• **Do this**: What is needed here is an exact copy of every entry.

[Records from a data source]
——————————

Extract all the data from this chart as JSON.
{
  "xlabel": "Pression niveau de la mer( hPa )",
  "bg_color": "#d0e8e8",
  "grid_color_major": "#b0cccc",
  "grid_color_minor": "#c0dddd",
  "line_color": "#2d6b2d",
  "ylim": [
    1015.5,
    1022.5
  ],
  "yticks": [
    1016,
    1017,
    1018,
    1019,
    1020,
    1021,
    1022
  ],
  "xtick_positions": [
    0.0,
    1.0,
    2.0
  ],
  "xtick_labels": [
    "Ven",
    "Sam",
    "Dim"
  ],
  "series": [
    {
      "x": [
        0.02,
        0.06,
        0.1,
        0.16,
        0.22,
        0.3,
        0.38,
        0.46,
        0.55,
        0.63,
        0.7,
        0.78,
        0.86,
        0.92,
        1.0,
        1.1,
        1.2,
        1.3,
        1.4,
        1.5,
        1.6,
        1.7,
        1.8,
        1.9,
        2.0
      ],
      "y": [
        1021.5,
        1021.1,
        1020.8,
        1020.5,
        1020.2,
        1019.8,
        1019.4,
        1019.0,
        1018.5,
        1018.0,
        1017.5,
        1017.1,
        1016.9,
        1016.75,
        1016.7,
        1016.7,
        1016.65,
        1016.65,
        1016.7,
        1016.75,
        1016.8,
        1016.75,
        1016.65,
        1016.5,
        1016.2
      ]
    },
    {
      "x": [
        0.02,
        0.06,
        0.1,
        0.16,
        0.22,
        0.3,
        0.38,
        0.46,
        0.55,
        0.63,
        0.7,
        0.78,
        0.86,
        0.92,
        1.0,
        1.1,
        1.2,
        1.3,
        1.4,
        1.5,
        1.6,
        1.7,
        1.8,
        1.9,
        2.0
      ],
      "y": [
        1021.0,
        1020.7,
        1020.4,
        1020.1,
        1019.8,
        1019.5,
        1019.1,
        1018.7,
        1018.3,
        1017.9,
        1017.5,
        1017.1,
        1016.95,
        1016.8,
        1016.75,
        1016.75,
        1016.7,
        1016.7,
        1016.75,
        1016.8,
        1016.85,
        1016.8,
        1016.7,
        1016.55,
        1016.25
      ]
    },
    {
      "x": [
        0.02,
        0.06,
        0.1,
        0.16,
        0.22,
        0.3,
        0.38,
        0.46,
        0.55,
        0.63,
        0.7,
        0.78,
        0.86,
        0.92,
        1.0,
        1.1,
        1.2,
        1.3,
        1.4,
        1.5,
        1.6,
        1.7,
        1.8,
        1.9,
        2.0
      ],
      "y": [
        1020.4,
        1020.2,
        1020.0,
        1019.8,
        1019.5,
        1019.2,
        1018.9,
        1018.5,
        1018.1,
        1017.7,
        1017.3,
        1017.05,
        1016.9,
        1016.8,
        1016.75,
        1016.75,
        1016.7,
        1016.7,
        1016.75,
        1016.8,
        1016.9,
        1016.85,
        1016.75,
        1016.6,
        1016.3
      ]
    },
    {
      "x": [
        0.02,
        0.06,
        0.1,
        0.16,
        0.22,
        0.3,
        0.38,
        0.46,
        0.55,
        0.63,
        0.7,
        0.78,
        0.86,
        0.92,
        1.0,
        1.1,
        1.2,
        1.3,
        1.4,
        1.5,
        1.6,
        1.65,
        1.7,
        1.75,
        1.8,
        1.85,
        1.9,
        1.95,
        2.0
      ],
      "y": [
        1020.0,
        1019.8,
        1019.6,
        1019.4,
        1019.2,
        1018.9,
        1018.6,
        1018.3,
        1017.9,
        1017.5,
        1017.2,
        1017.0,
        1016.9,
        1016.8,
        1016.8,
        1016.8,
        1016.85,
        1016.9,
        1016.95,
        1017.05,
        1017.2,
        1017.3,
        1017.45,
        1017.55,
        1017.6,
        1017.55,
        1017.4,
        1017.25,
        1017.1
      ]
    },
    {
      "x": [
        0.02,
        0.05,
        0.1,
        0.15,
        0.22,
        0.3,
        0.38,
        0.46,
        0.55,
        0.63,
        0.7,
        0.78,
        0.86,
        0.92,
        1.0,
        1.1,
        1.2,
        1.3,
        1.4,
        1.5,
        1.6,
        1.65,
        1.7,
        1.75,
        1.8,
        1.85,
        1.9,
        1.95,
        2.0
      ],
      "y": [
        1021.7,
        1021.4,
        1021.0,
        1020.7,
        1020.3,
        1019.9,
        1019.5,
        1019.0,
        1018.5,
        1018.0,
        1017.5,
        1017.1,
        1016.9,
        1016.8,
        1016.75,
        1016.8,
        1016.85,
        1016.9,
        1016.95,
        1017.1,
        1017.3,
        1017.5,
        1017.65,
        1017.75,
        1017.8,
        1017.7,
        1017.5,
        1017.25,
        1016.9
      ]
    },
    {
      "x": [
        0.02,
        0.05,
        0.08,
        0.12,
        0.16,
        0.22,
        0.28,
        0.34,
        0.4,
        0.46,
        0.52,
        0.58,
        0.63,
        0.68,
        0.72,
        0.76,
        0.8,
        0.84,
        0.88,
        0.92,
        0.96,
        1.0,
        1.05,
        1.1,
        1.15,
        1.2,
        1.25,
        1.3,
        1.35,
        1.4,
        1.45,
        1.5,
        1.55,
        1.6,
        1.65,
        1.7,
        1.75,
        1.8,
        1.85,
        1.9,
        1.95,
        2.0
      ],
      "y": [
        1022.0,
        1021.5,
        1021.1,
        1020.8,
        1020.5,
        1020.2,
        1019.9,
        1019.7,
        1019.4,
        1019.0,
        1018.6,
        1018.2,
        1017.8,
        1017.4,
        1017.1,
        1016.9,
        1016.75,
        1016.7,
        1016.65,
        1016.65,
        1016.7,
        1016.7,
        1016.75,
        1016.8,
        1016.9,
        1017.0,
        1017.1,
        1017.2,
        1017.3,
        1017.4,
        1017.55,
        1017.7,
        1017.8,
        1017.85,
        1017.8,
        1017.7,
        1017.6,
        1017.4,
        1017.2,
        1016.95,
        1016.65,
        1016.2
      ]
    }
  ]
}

——————————

• **Output of the task**:
Extract all the data from this chart as JSON.
{
  "xlabel": "Pression niveau de la mer( hPa )",
  "bg_color": "#d0e8e8",
  "grid_color_major": "#b0cccc",
  "grid_color_minor": "#c0dddd",
  "line_color": "#2d6b2d",
  "ylim": [
    1015.5,
    1022.5
  ],
  "yticks": [
    1016,
    1017,
    1018,
    1019,
    1020,
    1021,
    1022
  ],
  "xtick_positions": [
    0.0,
    1.0,
    2.0
  ],
  "xtick_labels": [
    "Ven",
    "Sam",
    "Dim"
  ],
  "series": [
    {
      "x": [
        0.02,
        0.06,
        0.1,
        0.16,
        0.22,
        0.3,
        0.38,
        0.46,
        0.55,
        0.63,
        0.7,
        0.78,
        0.86,
        0.92,
        1.0,
        1.1,
        1.2,
        1.3,
        1.4,
        1.5,
        1.6,
        1.7,
        1.8,
        1.9,
        2.0
      ],
      "y": [
        1021.5,
        1021.1,
        1020.8,
        1020.5,
        1020.2,
        1019.8,
        1019.4,
        1019.0,
        1018.5,
        1018.0,
        1017.5,
        1017.1,
        1016.9,
        1016.75,
        1016.7,
        1016.7,
        1016.65,
        1016.65,
        1016.7,
        1016.75,
        1016.8,
        1016.75,
        1016.65,
        1016.5,
        1016.2
      ]
    },
    {
      "x": [
        0.02,
        0.06,
        0.1,
        0.16,
        0.22,
        0.3,
        0.38,
        0.46,
        0.55,
        0.63,
        0.7,
        0.78,
        0.86,
        0.92,
        1.0,
        1.1,
        1.2,
        1.3,
        1.4,
        1.5,
        1.6,
        1.7,
        1.8,
        1.9,
        2.0
      ],
      "y": [
        1021.0,
        1020.7,
        1020.4,
        1020.1,
        1019.8,
        1019.5,
        1019.1,
        1018.7,
        1018.3,
        1017.9,
        1017.5,
        1017.1,
        1016.95,
        1016.8,
        1016.75,
        1016.75,
        1016.7,
        1016.7,
        1016.75,
        1016.8,
        1016.85,
        1016.8,
        1016.7,
        1016.55,
        1016.25
      ]
    },
    {
      "x": [
        0.02,
        0.06,
        0.1,
        0.16,
        0.22,
        0.3,
        0.38,
        0.46,
        0.55,
        0.63,
        0.7,
        0.78,
        0.86,
        0.92,
        1.0,
        1.1,
        1.2,
        1.3,
        1.4,
        1.5,
        1.6,
        1.7,
        1.8,
        1.9,
        2.0
      ],
      "y": [
        1020.4,
        1020.2,
        1020.0,
        1019.8,
        1019.5,
        1019.2,
        1018.9,
        1018.5,
        1018.1,
        1017.7,
        1017.3,
        1017.05,
        1016.9,
        1016.8,
        1016.75,
        1016.75,
        1016.7,
        1016.7,
        1016.75,
        1016.8,
        1016.9,
        1016.85,
        1016.75,
        1016.6,
        1016.3
      ]
    },
    {
      "x": [
        0.02,
        0.06,
        0.1,
        0.16,
        0.22,
        0.3,
        0.38,
        0.46,
        0.55,
        0.63,
        0.7,
        0.78,
        0.86,
        0.92,
        1.0,
        1.1,
        1.2,
        1.3,
        1.4,
        1.5,
        1.6,
        1.65,
        1.7,
        1.75,
        1.8,
        1.85,
        1.9,
        1.95,
        2.0
      ],
      "y": [
        1020.0,
        1019.8,
        1019.6,
        1019.4,
        1019.2,
        1018.9,
        1018.6,
        1018.3,
        1017.9,
        1017.5,
        1017.2,
        1017.0,
        1016.9,
        1016.8,
        1016.8,
        1016.8,
        1016.85,
        1016.9,
        1016.95,
        1017.05,
        1017.2,
        1017.3,
        1017.45,
        1017.55,
        1017.6,
        1017.55,
        1017.4,
        1017.25,
        1017.1
      ]
    },
    {
      "x": [
        0.02,
        0.05,
        0.1,
        0.15,
        0.22,
        0.3,
        0.38,
        0.46,
        0.55,
        0.63,
        0.7,
        0.78,
        0.86,
        0.92,
        1.0,
        1.1,
        1.2,
        1.3,
        1.4,
        1.5,
        1.6,
        1.65,
        1.7,
        1.75,
        1.8,
        1.85,
        1.9,
        1.95,
        2.0
      ],
      "y": [
        1021.7,
        1021.4,
        1021.0,
        1020.7,
        1020.3,
        1019.9,
        1019.5,
        1019.0,
        1018.5,
        1018.0,
        1017.5,
        1017.1,
        1016.9,
        1016.8,
        1016.75,
        1016.8,
        1016.85,
        1016.9,
        1016.95,
        1017.1,
        1017.3,
        1017.5,
        1017.65,
        1017.75,
        1017.8,
        1017.7,
        1017.5,
        1017.25,
        1016.9
      ]
    },
    {
      "x": [
        0.02,
        0.05,
        0.08,
        0.12,
        0.16,
        0.22,
        0.28,
        0.34,
        0.4,
        0.46,
        0.52,
        0.58,
        0.63,
        0.68,
        0.72,
        0.76,
        0.8,
        0.84,
        0.88,
        0.92,
        0.96,
        1.0,
        1.05,
        1.1,
        1.15,
        1.2,
        1.25,
        1.3,
        1.35,
        1.4,
        1.45,
        1.5,
        1.55,
        1.6,
        1.65,
        1.7,
        1.75,
        1.8,
        1.85,
        1.9,
        1.95,
        2.0
      ],
      "y": [
        1022.0,
        1021.5,
        1021.1,
        1020.8,
        1020.5,
        1020.2,
        1019.9,
        1019.7,
        1019.4,
        1019.0,
        1018.6,
        1018.2,
        1017.8,
        1017.4,
        1017.1,
        1016.9,
        1016.75,
        1016.7,
        1016.65,
        1016.65,
        1016.7,
        1016.7,
        1016.75,
        1016.8,
        1016.9,
        1017.0,
        1017.1,
        1017.2,
        1017.3,
        1017.4,
        1017.55,
        1017.7,
        1017.8,
        1017.85,
        1017.8,
        1017.7,
        1017.6,
        1017.4,
        1017.2,
        1016.95,
        1016.65,
        1016.2
      ]
    }
  ]
}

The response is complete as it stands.